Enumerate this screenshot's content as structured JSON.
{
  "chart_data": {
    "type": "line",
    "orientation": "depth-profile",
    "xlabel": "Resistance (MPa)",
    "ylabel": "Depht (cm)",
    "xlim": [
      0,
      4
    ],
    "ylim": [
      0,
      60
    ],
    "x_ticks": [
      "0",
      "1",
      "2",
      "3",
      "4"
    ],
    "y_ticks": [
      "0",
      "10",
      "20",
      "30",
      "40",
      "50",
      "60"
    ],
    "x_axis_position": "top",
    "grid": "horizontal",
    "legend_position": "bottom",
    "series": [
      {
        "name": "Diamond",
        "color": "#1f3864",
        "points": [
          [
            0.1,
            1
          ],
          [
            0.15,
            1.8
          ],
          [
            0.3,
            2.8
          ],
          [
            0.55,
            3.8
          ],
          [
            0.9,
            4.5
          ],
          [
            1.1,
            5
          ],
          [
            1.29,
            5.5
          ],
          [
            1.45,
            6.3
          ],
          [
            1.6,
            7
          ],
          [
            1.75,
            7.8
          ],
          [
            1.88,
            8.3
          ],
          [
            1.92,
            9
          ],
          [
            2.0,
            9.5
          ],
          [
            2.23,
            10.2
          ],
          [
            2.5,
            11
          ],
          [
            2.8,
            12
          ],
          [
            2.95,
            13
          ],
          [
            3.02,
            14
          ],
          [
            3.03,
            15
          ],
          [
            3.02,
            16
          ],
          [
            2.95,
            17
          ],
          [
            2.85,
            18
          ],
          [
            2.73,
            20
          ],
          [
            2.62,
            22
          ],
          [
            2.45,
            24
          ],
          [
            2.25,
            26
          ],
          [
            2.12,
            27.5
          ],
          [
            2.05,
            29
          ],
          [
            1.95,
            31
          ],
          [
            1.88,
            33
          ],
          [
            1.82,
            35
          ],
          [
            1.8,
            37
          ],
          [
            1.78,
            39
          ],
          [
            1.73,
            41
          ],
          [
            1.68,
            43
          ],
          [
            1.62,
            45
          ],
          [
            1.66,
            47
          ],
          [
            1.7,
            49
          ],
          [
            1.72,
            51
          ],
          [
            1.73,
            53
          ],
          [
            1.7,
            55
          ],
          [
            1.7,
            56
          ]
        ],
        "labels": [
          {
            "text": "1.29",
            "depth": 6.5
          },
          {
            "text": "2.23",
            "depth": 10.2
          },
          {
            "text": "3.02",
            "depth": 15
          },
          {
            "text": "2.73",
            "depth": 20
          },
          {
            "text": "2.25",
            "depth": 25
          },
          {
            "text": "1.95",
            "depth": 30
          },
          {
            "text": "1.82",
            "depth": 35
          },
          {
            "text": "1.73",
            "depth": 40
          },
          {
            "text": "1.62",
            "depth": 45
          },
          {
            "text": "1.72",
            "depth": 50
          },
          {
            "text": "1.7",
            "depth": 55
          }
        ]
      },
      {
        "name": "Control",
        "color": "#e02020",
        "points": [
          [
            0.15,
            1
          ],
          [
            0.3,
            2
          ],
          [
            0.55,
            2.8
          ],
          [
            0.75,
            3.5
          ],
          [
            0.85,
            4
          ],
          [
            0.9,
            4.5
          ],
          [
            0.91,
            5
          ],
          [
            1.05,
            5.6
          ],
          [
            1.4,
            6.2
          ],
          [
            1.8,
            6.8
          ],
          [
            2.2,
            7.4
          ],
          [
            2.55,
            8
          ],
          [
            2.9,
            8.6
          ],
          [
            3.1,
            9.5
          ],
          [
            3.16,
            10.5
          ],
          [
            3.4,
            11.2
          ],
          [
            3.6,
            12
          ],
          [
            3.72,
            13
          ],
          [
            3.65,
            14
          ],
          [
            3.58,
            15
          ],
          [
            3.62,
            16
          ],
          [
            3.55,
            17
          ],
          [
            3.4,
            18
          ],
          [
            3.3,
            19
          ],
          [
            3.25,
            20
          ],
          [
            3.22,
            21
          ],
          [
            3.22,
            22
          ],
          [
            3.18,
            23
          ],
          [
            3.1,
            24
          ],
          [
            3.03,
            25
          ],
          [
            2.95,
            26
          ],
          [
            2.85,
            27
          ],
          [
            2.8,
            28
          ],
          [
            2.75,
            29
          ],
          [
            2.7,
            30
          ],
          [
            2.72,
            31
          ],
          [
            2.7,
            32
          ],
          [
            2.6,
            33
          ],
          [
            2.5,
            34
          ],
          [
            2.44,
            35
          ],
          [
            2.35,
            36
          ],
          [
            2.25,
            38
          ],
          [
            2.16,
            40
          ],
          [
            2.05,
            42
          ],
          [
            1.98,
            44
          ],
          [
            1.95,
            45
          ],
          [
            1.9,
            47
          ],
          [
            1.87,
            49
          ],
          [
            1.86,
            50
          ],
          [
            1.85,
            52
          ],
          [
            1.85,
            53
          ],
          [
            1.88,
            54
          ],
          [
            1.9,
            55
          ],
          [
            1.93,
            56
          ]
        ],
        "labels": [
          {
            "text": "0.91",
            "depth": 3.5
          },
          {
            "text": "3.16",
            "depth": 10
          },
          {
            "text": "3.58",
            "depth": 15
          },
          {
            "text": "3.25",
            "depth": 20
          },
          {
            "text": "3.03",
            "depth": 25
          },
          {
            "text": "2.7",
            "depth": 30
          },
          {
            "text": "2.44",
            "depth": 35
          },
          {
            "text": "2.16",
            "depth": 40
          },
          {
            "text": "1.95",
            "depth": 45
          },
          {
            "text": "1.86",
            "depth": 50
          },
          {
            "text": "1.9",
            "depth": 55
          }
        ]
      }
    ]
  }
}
####################
Each line of the material must be restated exactly.

■ RESPONSE TO THE TASK:
Enumerate this screenshot's content as structured JSON.
{
  "chart_data": {
    "type": "line",
    "orientation": "depth-profile",
    "xlabel": "Resistance (MPa)",
    "ylabel": "Depht (cm)",
    "xlim": [
      0,
      4
    ],
    "ylim": [
      0,
      60
    ],
    "x_ticks": [
      "0",
      "1",
      "2",
      "3",
      "4"
    ],
    "y_ticks": [
      "0",
      "10",
      "20",
      "30",
      "40",
      "50",
      "60"
    ],
    "x_axis_position": "top",
    "grid": "horizontal",
    "legend_position": "bottom",
    "series": [
      {
        "name": "Diamond",
        "color": "#1f3864",
        "points": [
          [
            0.1,
            1
          ],
          [
            0.15,
            1.8
          ],
          [
            0.3,
            2.8
          ],
          [
            0.55,
            3.8
          ],
          [
            0.9,
            4.5
          ],
          [
            1.1,
            5
          ],
          [
            1.29,
            5.5
          ],
          [
            1.45,
            6.3
          ],
          [
            1.6,
            7
          ],
          [
            1.75,
            7.8
          ],
          [
            1.88,
            8.3
          ],
          [
            1.92,
            9
          ],
          [
            2.0,
            9.5
          ],
          [
            2.23,
            10.2
          ],
          [
            2.5,
            11
          ],
          [
            2.8,
            12
          ],
          [
            2.95,
            13
          ],
          [
            3.02,
            14
          ],
          [
            3.03,
            15
          ],
          [
            3.02,
            16
          ],
          [
            2.95,
            17
          ],
          [
            2.85,
            18
          ],
          [
            2.73,
            20
          ],
          [
            2.62,
            22
          ],
          [
            2.45,
            24
          ],
          [
            2.25,
            26
          ],
          [
            2.12,
            27.5
          ],
          [
            2.05,
            29
          ],
          [
            1.95,
            31
          ],
          [
            1.88,
            33
          ],
          [
            1.82,
            35
          ],
          [
            1.8,
            37
          ],
          [
            1.78,
            39
          ],
          [
            1.73,
            41
          ],
          [
            1.68,
            43
          ],
          [
            1.62,
            45
          ],
          [
            1.66,
            47
          ],
          [
            1.7,
            49
          ],
          [
            1.72,
            51
          ],
          [
            1.73,
            53
          ],
          [
            1.7,
            55
          ],
          [
            1.7,
            56
          ]
        ],
        "labels": [
          {
            "text": "1.29",
            "depth": 6.5
          },
          {
            "text": "2.23",
            "depth": 10.2
          },
          {
            "text": "3.02",
            "depth": 15
          },
          {
            "text": "2.73",
            "depth": 20
          },
          {
            "text": "2.25",
            "depth": 25
          },
          {
            "text": "1.95",
            "depth": 30
          },
          {
            "text": "1.82",
            "depth": 35
          },
          {
            "text": "1.73",
            "depth": 40
          },
          {
            "text": "1.62",
            "depth": 45
          },
          {
            "text": "1.72",
            "depth": 50
          },
          {
            "text": "1.7",
            "depth": 55
          }
        ]
      },
      {
        "name": "Control",
        "color": "#e02020",
        "points": [
          [
            0.15,
            1
          ],
          [
            0.3,
            2
          ],
          [
            0.55,
            2.8
          ],
          [
            0.75,
            3.5
          ],
          [
            0.85,
            4
          ],
          [
            0.9,
            4.5
          ],
          [
            0.91,
            5
          ],
          [
            1.05,
            5.6
          ],
          [
            1.4,
            6.2
          ],
          [
            1.8,
            6.8
          ],
          [
            2.2,
            7.4
          ],
          [
            2.55,
            8
          ],
          [
            2.9,
            8.6
          ],
          [
            3.1,
            9.5
          ],
          [
            3.16,
            10.5
          ],
          [
            3.4,
            11.2
          ],
          [
            3.6,
            12
          ],
          [
            3.72,
            13
          ],
          [
            3.65,
            14
          ],
          [
            3.58,
            15
          ],
          [
            3.62,
            16
          ],
          [
            3.55,
            17
          ],
          [
            3.4,
            18
          ],
          [
            3.3,
            19
          ],
          [
            3.25,
            20
          ],
          [
            3.22,
            21
          ],
          [
            3.22,
            22
          ],
          [
            3.18,
            23
          ],
          [
            3.1,
            24
          ],
          [
            3.03,
            25
          ],
          [
            2.95,
            26
          ],
          [
            2.85,
            27
          ],
          [
            2.8,
            28
          ],
          [
            2.75,
            29
          ],
          [
            2.7,
            30
          ],
          [
            2.72,
            31
          ],
          [
            2.7,
            32
          ],
          [
            2.6,
            33
          ],
          [
            2.5,
            34
          ],
          [
            2.44,
            35
          ],
          [
            2.35,
            36
          ],
          [
            2.25,
            38
          ],
          [
            2.16,
            40
          ],
          [
            2.05,
            42
          ],
          [
            1.98,
            44
          ],
          [
            1.95,
            45
          ],
          [
            1.9,
            47
          ],
          [
            1.87,
            49
          ],
          [
            1.86,
            50
          ],
          [
            1.85,
            52
          ],
          [
            1.85,
            53
          ],
          [
            1.88,
            54
          ],
          [
            1.9,
            55
          ],
          [
            1.93,
            56
          ]
        ],
        "labels": [
          {
            "text": "0.91",
            "depth": 3.5
          },
          {
            "text": "3.16",
            "depth": 10
          },
          {
            "text": "3.58",
            "depth": 15
          },
          {
            "text": "3.25",
            "depth": 20
          },
          {
            "text": "3.03",
            "depth": 25
          },
          {
            "text": "2.7",
            "depth": 30
          },
          {
            "text": "2.44",
            "depth": 35
          },
          {
            "text": "2.16",
            "depth": 40
          },
          {
            "text": "1.95",
            "depth": 45
          },
          {
            "text": "1.86",
            "depth": 50
          },
          {
            "text": "1.9",
            "depth": 55
          }
        ]
      }
    ]
  }
}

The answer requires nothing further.